— start of RECORDS SUPPLIED —

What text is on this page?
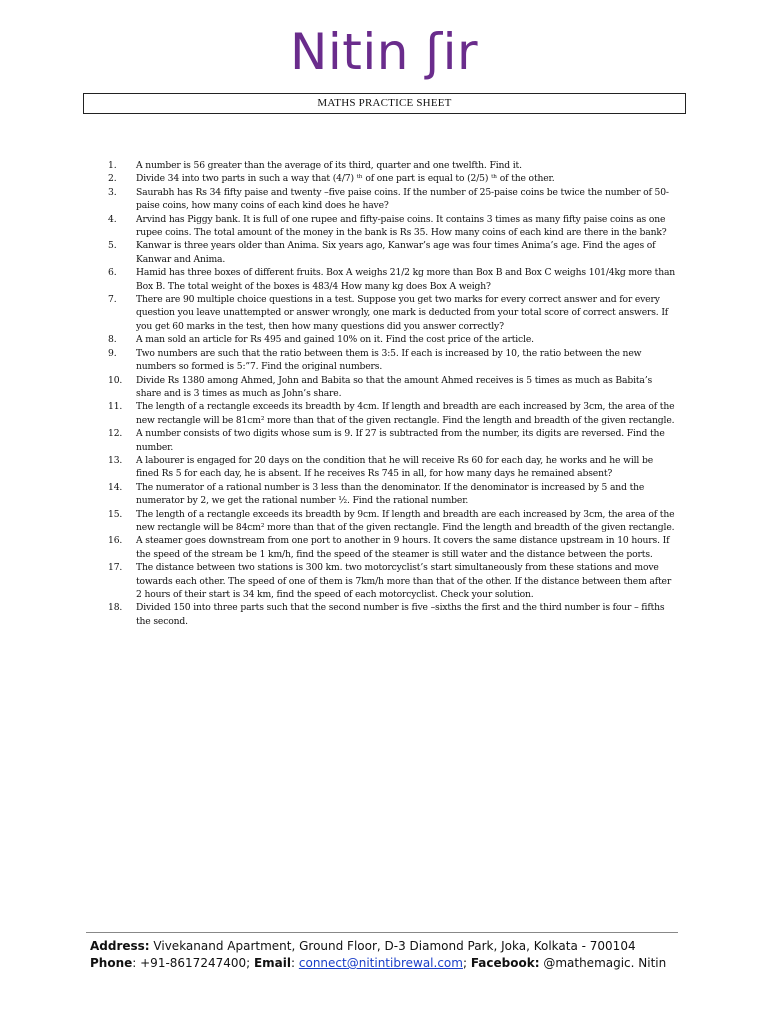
Nitin ʃir
MATHS PRACTICE SHEET
1.	A number is 56 greater than the average of its third, quarter and one twelfth. Find it.
2.	Divide 34 into two parts in such a way that (4/7) ᵗʰ of one part is equal to (2/5) ᵗʰ of the other.
3.	Saurabh has Rs 34 fifty paise and twenty –five paise coins. If the number of 25-paise coins be twice the number of 50-paise coins, how many coins of each kind does he have?
4.	Arvind has Piggy bank. It is full of one rupee and fifty-paise coins. It contains 3 times as many fifty paise coins as one rupee coins. The total amount of the money in the bank is Rs 35. How many coins of each kind are there in the bank?
5.	Kanwar is three years older than Anima. Six years ago, Kanwar’s age was four times Anima’s age. Find the ages of Kanwar and Anima.
6.	Hamid has three boxes of different fruits. Box A weighs 21/2 kg more than Box B and Box C weighs 101/4kg more than Box B. The total weight of the boxes is 483/4 How many kg does Box A weigh?
7.	There are 90 multiple choice questions in a test. Suppose you get two marks for every correct answer and for every question you leave unattempted or answer wrongly, one mark is deducted from your total score of correct answers. If you get 60 marks in the test, then how many questions did you answer correctly?
8.	A man sold an article for Rs 495 and gained 10% on it. Find the cost price of the article.
9.	Two numbers are such that the ratio between them is 3:5. If each is increased by 10, the ratio between the new numbers so formed is 5:”7. Find the original numbers.
10.	Divide Rs 1380 among Ahmed, John and Babita so that the amount Ahmed receives is 5 times as much as Babita’s share and is 3 times as much as John’s share.
11.	The length of a rectangle exceeds its breadth by 4cm. If length and breadth are each increased by 3cm, the area of the new rectangle will be 81cm² more than that of the given rectangle. Find the length and breadth of the given rectangle.
12.	A number consists of two digits whose sum is 9. If 27 is subtracted from the number, its digits are reversed. Find the number.
13.	A labourer is engaged for 20 days on the condition that he will receive Rs 60 for each day, he works and he will be fined Rs 5 for each day, he is absent. If he receives Rs 745 in all, for how many days he remained absent?
14.	The numerator of a rational number is 3 less than the denominator. If the denominator is increased by 5 and the numerator by 2, we get the rational number ½. Find the rational number.
15.	The length of a rectangle exceeds its breadth by 9cm. If length and breadth are each increased by 3cm, the area of the new rectangle will be 84cm² more than that of the given rectangle. Find the length and breadth of the given rectangle.
16.	A steamer goes downstream from one port to another in 9 hours. It covers the same distance upstream in 10 hours. If the speed of the stream be 1 km/h, find the speed of the steamer is still water and the distance between the ports.
17.	The distance between two stations is 300 km. two motorcyclist’s start simultaneously from these stations and move towards each other. The speed of one of them is 7km/h more than that of the other. If the distance between them after 2 hours of their start is 34 km, find the speed of each motorcyclist. Check your solution.
18.	Divided 150 into three parts such that the second number is five –sixths the first and the third number is four – fifths the second.
Address: Vivekanand Apartment, Ground Floor, D-3 Diamond Park, Joka, Kolkata - 700104
Phone: +91-8617247400; Email: connect@nitintibrewal.com; Facebook: @mathemagic. Nitin
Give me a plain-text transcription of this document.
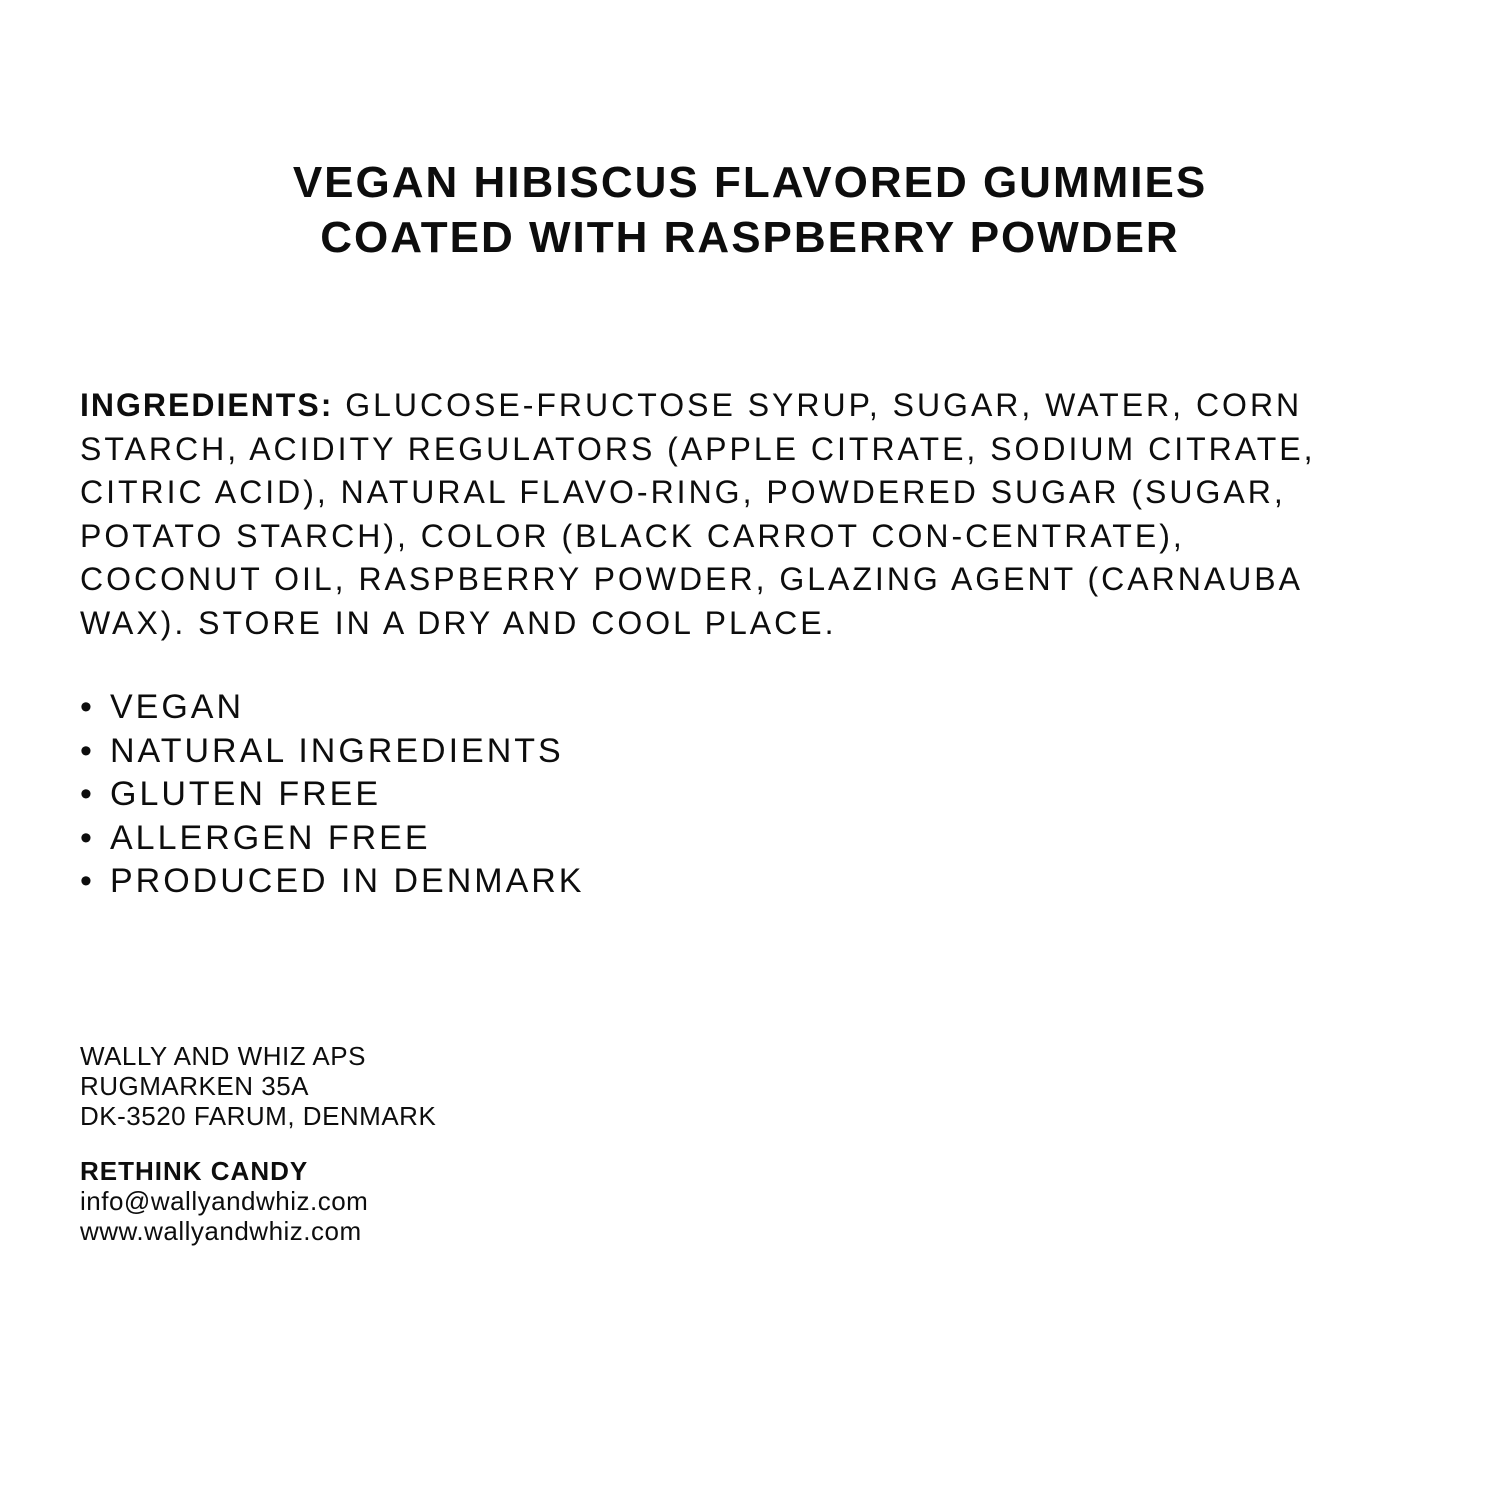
VEGAN HIBISCUS FLAVORED GUMMIES
COATED WITH RASPBERRY POWDER

INGREDIENTS: GLUCOSE-FRUCTOSE SYRUP, SUGAR, WATER, CORN STARCH, ACIDITY REGULATORS (APPLE CITRATE, SODIUM CITRATE, CITRIC ACID), NATURAL FLAVO-RING, POWDERED SUGAR (SUGAR, POTATO STARCH), COLOR (BLACK CARROT CON-CENTRATE), COCONUT OIL, RASPBERRY POWDER, GLAZING AGENT (CARNAUBA WAX). STORE IN A DRY AND COOL PLACE.

• VEGAN
• NATURAL INGREDIENTS
• GLUTEN FREE
• ALLERGEN FREE
• PRODUCED IN DENMARK
WALLY AND WHIZ APS
RUGMARKEN 35A
DK-3520 FARUM, DENMARK
RETHINK CANDY
info@wallyandwhiz.com
www.wallyandwhiz.com
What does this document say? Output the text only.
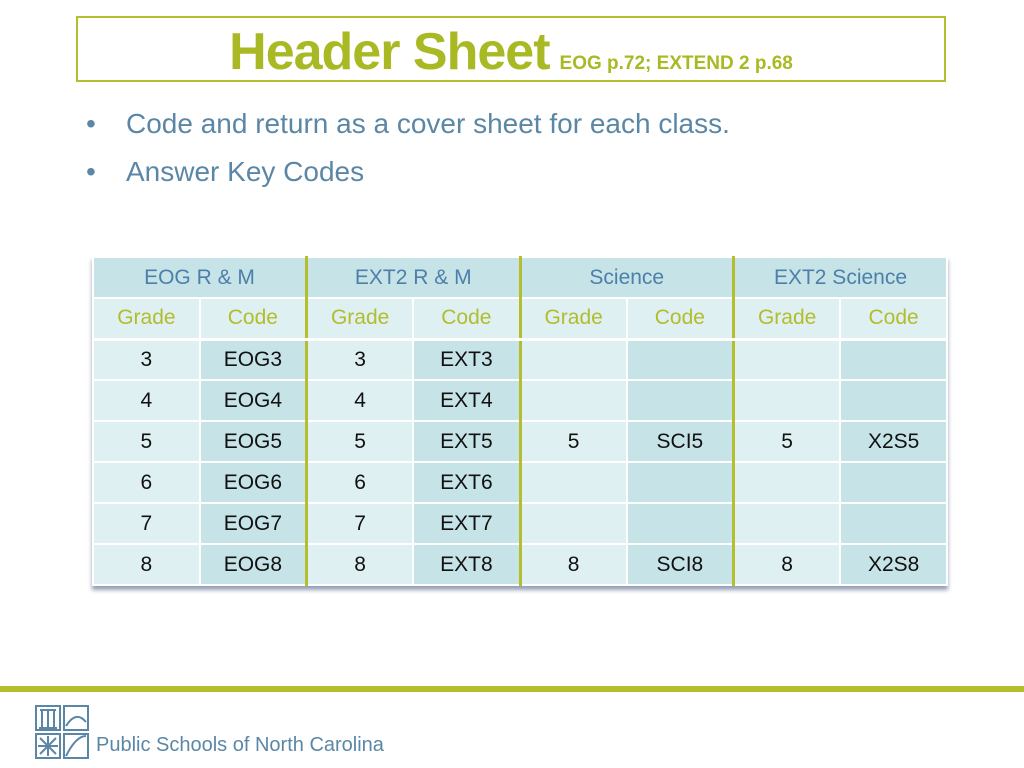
Header Sheet EOG p.72; EXTEND 2 p.68
• Code and return as a cover sheet for each class.
• Answer Key Codes
EOG R & M		EXT2 R & M		Science		EXT2 Science	
Grade	Code	Grade	Code	Grade	Code	Grade	Code
3	EOG3	3	EXT3				
4	EOG4	4	EXT4				
5	EOG5	5	EXT5	5	SCI5	5	X2S5
6	EOG6	6	EXT6				
7	EOG7	7	EXT7				
8	EOG8	8	EXT8	8	SCI8	8	X2S8
Public Schools of North Carolina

— end of RECORDS SUPPLIED —

DIRECTIVE >> Find how many lines in the listing contain the word "POWDER" and give that count alone.

SOLUTION FOR THIS TASK >> 2